▶ **Short problem a**
From the biography of the Norwegian composer below, quote everything from "Signe Lund-Skabo (15" down to "architect George Robards.".

====================

Signe Lund-Skabo (15 April 1868 – 6 April 1950) was a Norwegian composer and music teacher.

Biography
Signe Lund was born in Christiania (now Oslo), Norway. She was the daughter of Lieutenant Colonel Henrik Louis Bull Lund (1838–1891), and pianist Birgitte Theodora Carlsen (1843–1913), and was the sister of the artist Henrik Lund (1879–1935) and the aunt of the sculptor Knut Henrik Lund (1909-1991). She studied with Erika Nilsson, Per Winge and Iver Holter at the Oslo Conservatory of Music  (Musikkonservatoriet i Oslo). Later she studied in Berlin with Wilhelm Berger and also in Copenhagen and Paris. After completing her studies she worked as a teacher in Norway. She married Jørgen Skabo and later French architect George Robards.

====================

▶ **Short problem b**
Print everything in the listing from the line containing "currency-button[interactable] — [22, 48, 56, 69]" down to the line containing "candle-body — [1455, 326, 1464, 349]", including both of those lines.

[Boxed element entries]
====================

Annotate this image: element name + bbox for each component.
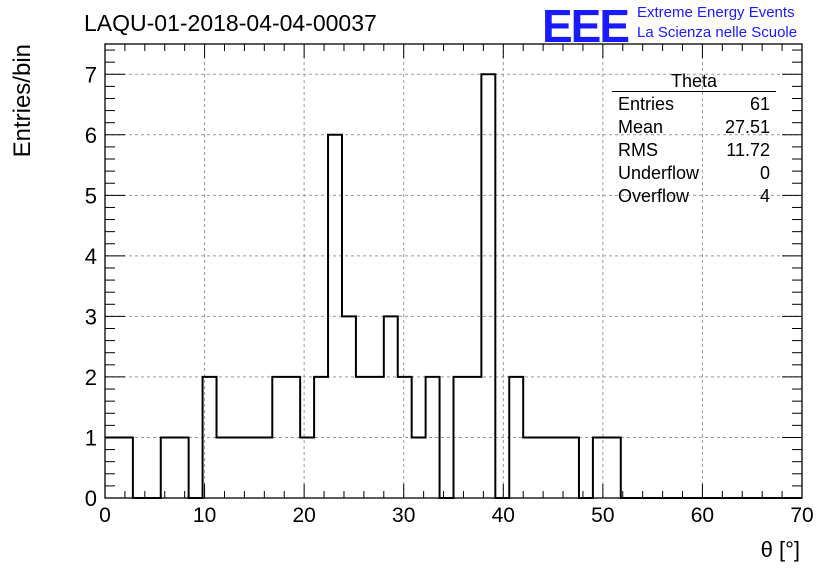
histogram-bin (565, 437, 579, 498)
stats-value: 27.51 (724, 117, 770, 137)
stats-row: Mean 27.51 (612, 115, 776, 138)
x-axis-label: θ [°] (761, 537, 800, 562)
stats-value: 61 (749, 94, 770, 114)
histogram-bin (161, 437, 175, 498)
y-tick-label: 4 (85, 244, 97, 269)
stats-value: 11.72 (726, 140, 770, 160)
histogram-bin (607, 437, 621, 498)
histogram-bin (537, 437, 551, 498)
stats-name: Theta (612, 70, 776, 92)
histogram-bin (230, 437, 244, 498)
stats-row: Underflow 0 (612, 161, 776, 184)
histogram-bin (481, 74, 495, 498)
x-tick-label: 70 (790, 504, 813, 527)
histogram-bin (412, 437, 426, 498)
stats-label: Underflow (618, 163, 700, 183)
histogram-bin (523, 437, 537, 498)
x-tick-labels: 0 10 20 30 40 50 60 70 (99, 504, 814, 527)
stats-row: Entries 61 (612, 92, 776, 115)
y-axis-label: Entries/bin (9, 44, 36, 157)
logo-line-1: Extreme Energy Events (637, 4, 795, 21)
histogram-bin (342, 316, 356, 498)
logo-line-2: La Scienza nelle Scuole (637, 24, 798, 41)
histogram-bin (175, 437, 189, 498)
stats-label: Mean (618, 117, 664, 137)
x-tick-label: 40 (492, 504, 515, 527)
y-tick-label: 5 (85, 183, 97, 208)
histogram-bin (551, 437, 565, 498)
y-tick-label: 1 (85, 425, 97, 450)
histogram-bin (384, 316, 398, 498)
stats-row: RMS 11.72 (612, 138, 776, 161)
x-tick-label: 60 (691, 504, 714, 527)
histogram-bin (119, 437, 133, 498)
x-tick-label: 20 (292, 504, 315, 527)
y-tick-label: 3 (85, 304, 97, 329)
histogram-bin (105, 437, 119, 498)
stats-value: 4 (759, 186, 770, 206)
stats-box: Theta Entries 61 Mean 27.51 RMS 11.72 Underflo… (612, 70, 776, 207)
chart-title: LAQU-01-2018-04-04-00037 (84, 10, 377, 36)
y-tick-label: 2 (85, 365, 97, 390)
stats-label: Entries (618, 94, 675, 114)
histogram-bin (244, 437, 258, 498)
y-tick-label: 0 (85, 486, 97, 511)
stats-row: Overflow 4 (612, 184, 776, 207)
plot-frame (104, 43, 803, 499)
x-tick-label: 0 (99, 504, 111, 527)
eee-logo-letters: EEE (542, 2, 628, 46)
x-tick-label: 10 (193, 504, 216, 527)
y-tick-label: 7 (85, 62, 97, 87)
stats-label: Overflow (618, 186, 690, 206)
histogram-bin (217, 437, 231, 498)
x-tick-label: 50 (591, 504, 614, 527)
axis-ticks (104, 44, 803, 499)
eee-logo-text: Extreme Energy Events La Scienza nelle S… (637, 3, 797, 43)
stats-label: RMS (618, 140, 658, 160)
histogram-bin (300, 437, 314, 498)
y-tick-label: 6 (85, 123, 97, 148)
x-tick-label: 30 (392, 504, 415, 527)
y-tick-labels: 0 1 2 3 4 5 6 7 (85, 62, 97, 511)
histogram-bin (258, 437, 272, 498)
eee-logo: EEE (542, 2, 630, 46)
histogram-bin (593, 437, 607, 498)
stats-value: 0 (759, 163, 770, 183)
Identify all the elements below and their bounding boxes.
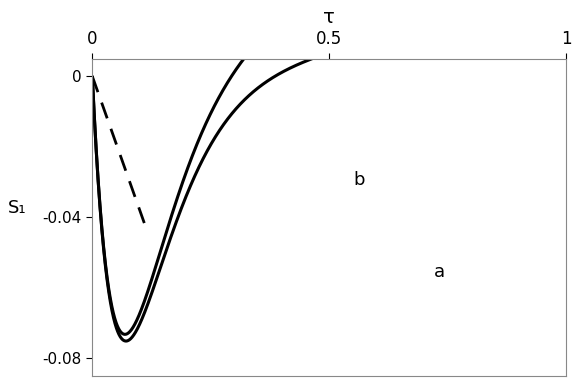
X-axis label: τ: τ	[324, 8, 335, 27]
Text: a: a	[434, 263, 445, 281]
Text: b: b	[353, 172, 365, 189]
Y-axis label: S₁: S₁	[8, 199, 27, 217]
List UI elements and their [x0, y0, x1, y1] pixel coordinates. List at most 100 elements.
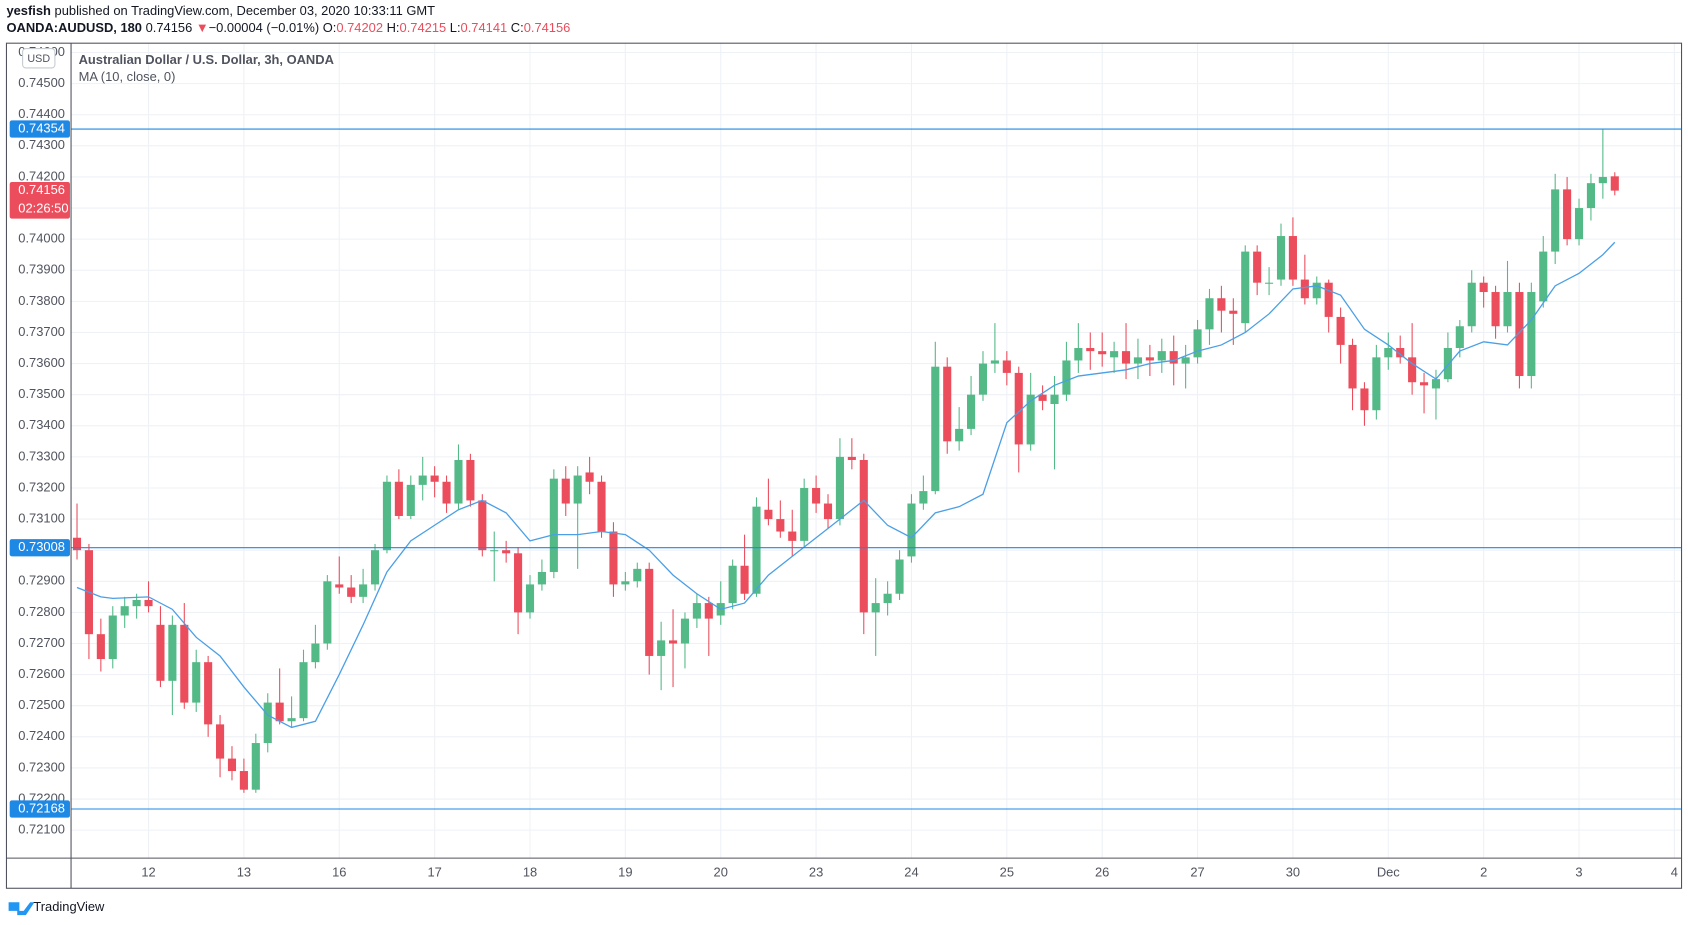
currency-button[interactable] — [22, 48, 56, 69]
labels: 0.721000.722000.723000.724000.725000.726… — [9, 44, 1678, 880]
level-tag — [9, 120, 70, 138]
y-tick-label: 0.72700 — [18, 635, 65, 650]
candle-body — [1181, 357, 1190, 364]
candle-body — [1121, 351, 1131, 364]
currency-label[interactable]: USD — [27, 53, 50, 65]
candle-body — [633, 568, 642, 582]
y-tick-label: 0.72800 — [18, 604, 65, 619]
candle-body — [1241, 251, 1250, 324]
candle-body — [406, 484, 415, 516]
candle-body — [1002, 360, 1011, 373]
candle-body — [895, 559, 904, 594]
candle-body — [1491, 292, 1500, 327]
change: −0.00004 (−0.01%) — [209, 21, 320, 36]
candle-body — [1300, 279, 1309, 299]
y-tick-label: 0.73100 — [18, 510, 65, 525]
candle-body — [1598, 176, 1607, 184]
candle-body — [108, 615, 117, 660]
candle-body — [907, 503, 916, 557]
brand: TradingView — [33, 899, 105, 914]
candle-body — [335, 584, 344, 588]
candle-body — [776, 519, 785, 532]
candle-body — [1360, 388, 1369, 411]
candle-body — [1205, 298, 1214, 330]
candle-body — [180, 624, 189, 703]
candle-body — [1324, 282, 1333, 317]
level-label: 0.73008 — [18, 539, 65, 554]
candle-body — [347, 587, 356, 597]
candle-body — [621, 581, 630, 585]
candle-body — [1253, 251, 1262, 283]
quote-line: OANDA:AUDUSD, 180 0.74156 ▼−0.00004 (−0.… — [6, 21, 570, 36]
candle-body — [680, 618, 690, 644]
candle-body — [525, 584, 535, 613]
candle-body — [239, 771, 248, 790]
candle-body — [1276, 236, 1286, 280]
candle-body — [1408, 357, 1417, 383]
candle-body — [573, 475, 582, 504]
candle-body — [1515, 292, 1524, 377]
candle-body — [704, 603, 713, 619]
brand-logo — [8, 902, 35, 916]
close: 0.74156 — [524, 21, 571, 36]
candle-body — [871, 603, 880, 613]
candle-body — [1455, 326, 1464, 349]
last: 0.74156 — [146, 21, 193, 36]
candle-body — [1098, 351, 1107, 355]
candle-body — [1384, 348, 1393, 358]
candle-body — [537, 571, 546, 585]
candle-body — [478, 500, 487, 551]
candle-body — [96, 634, 105, 660]
y-tick-label: 0.73500 — [18, 386, 65, 401]
candle-body — [1396, 348, 1405, 358]
candle-body — [132, 599, 141, 607]
y-tick-label: 0.73700 — [18, 324, 65, 339]
candle-body — [883, 593, 892, 604]
candle-body — [1372, 357, 1381, 411]
x-tick-label: 17 — [427, 865, 441, 880]
candle-body — [1086, 348, 1095, 352]
x-tick-label: 3 — [1575, 865, 1582, 880]
candle-body — [287, 718, 296, 722]
candle-body — [1074, 348, 1083, 361]
candle-body — [120, 606, 129, 616]
x-tick-label: 19 — [618, 865, 632, 880]
x-tick-label: 2 — [1480, 865, 1487, 880]
frame — [5, 42, 1683, 889]
candle-body — [370, 550, 380, 585]
candle-body — [442, 481, 451, 504]
candle-body — [1610, 176, 1619, 191]
candle-body — [955, 428, 964, 442]
candle-body — [847, 456, 856, 460]
candle-body — [216, 724, 225, 759]
candle-body — [1551, 189, 1560, 252]
candle-body — [1169, 351, 1178, 364]
high: 0.74215 — [400, 21, 447, 36]
candle-body — [466, 459, 475, 501]
x-tick-label: 18 — [523, 865, 537, 880]
candle-body — [585, 472, 594, 482]
x-tick-label: 30 — [1286, 865, 1300, 880]
candle-body — [72, 537, 82, 551]
h-label: H: — [387, 21, 400, 36]
candle-body — [1312, 282, 1321, 299]
candle-body — [204, 662, 213, 725]
y-tick-label: 0.74400 — [18, 106, 65, 121]
x-tick-label: 13 — [237, 865, 251, 880]
candle-body — [1026, 394, 1035, 445]
x-tick-label: 4 — [1671, 865, 1678, 880]
y-tick-label: 0.73300 — [18, 448, 65, 463]
marks — [71, 128, 1682, 810]
y-tick-label: 0.72500 — [18, 697, 65, 712]
candle-body — [1503, 292, 1512, 327]
candle-body — [1110, 351, 1119, 358]
level-label: 0.74354 — [18, 120, 65, 135]
y-tick-label: 0.73400 — [18, 417, 65, 432]
candle-body — [490, 550, 499, 552]
x-tick-label: 25 — [1000, 865, 1014, 880]
x-tick-label: 12 — [141, 865, 155, 880]
candle-body — [967, 394, 976, 429]
candle-body — [1038, 394, 1047, 401]
y-tick-label: 0.74200 — [18, 168, 65, 183]
candle-body — [1479, 282, 1488, 293]
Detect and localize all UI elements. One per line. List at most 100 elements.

====================

▶ **Task result a**
Signe Lund-Skabo (15 April 1868 – 6 April 1950) was a Norwegian composer and music teacher.

Biography
Signe Lund was born in Christiania (now Oslo), Norway. She was the daughter of Lieutenant Colonel Henrik Louis Bull Lund (1838–1891), and pianist Birgitte Theodora Carlsen (1843–1913), and was the sister of the artist Henrik Lund (1879–1935) and the aunt of the sculptor Knut Henrik Lund (1909-1991). She studied with Erika Nilsson, Per Winge and Iver Holter at the Oslo Conservatory of Music  (Musikkonservatoriet i Oslo). Later she studied in Berlin with Wilhelm Berger and also in Copenhagen and Paris. After completing her studies she worked as a teacher in Norway. She married Jørgen Skabo and later French architect George Robards.

▶ **Task result b**
currency-button[interactable] — [22, 48, 56, 69]
labels: 0.721000.722000.723000.724000.725000.726… — [9, 44, 1678, 880]
level-tag — [9, 120, 70, 138]
y-tick-label: 0.72700 — [18, 635, 65, 650]
candle-body — [1181, 357, 1190, 364]
candle-body — [1121, 351, 1131, 364]
currency-label[interactable]: USD — [27, 53, 50, 65]
candle-body — [633, 568, 642, 582]
y-tick-label: 0.72800 — [18, 604, 65, 619]
candle-body — [1241, 251, 1250, 324]
candle-body — [406, 484, 415, 516]
candle-body — [1002, 360, 1011, 373]
candle-body — [895, 559, 904, 594]
candle-body — [1491, 292, 1500, 327]
change: −0.00004 (−0.01%) — [209, 21, 320, 36]
candle-body — [1300, 279, 1309, 299]
y-tick-label: 0.73100 — [18, 510, 65, 525]
candle-body — [1598, 176, 1607, 184]
candle-body — [108, 615, 117, 660]
candle-body — [907, 503, 916, 557]
brand: TradingView — [33, 899, 105, 914]
candle-body — [335, 584, 344, 588]
candle-body — [776, 519, 785, 532]
candle-body — [1360, 388, 1369, 411]
candle-body — [1205, 298, 1214, 330]
candle-body — [180, 624, 189, 703]
candle-body — [1324, 282, 1333, 317]
level-label: 0.73008 — [18, 539, 65, 554]
candle-body — [347, 587, 356, 597]
candle-body — [621, 581, 630, 585]
candle-body — [1253, 251, 1262, 283]
quote-line: OANDA:AUDUSD, 180 0.74156 ▼−0.00004 (−0.… — [6, 21, 570, 36]
candle-body — [680, 618, 690, 644]
candle-body — [525, 584, 535, 613]
candle-body — [239, 771, 248, 790]
candle-body — [1276, 236, 1286, 280]
candle-body — [1408, 357, 1417, 383]
candle-body — [573, 475, 582, 504]
candle-body — [1515, 292, 1524, 377]
candle-body — [704, 603, 713, 619]
brand-logo — [8, 902, 35, 916]
close: 0.74156 — [524, 21, 571, 36]
candle-body — [871, 603, 880, 613]
candle-body — [1455, 326, 1464, 349]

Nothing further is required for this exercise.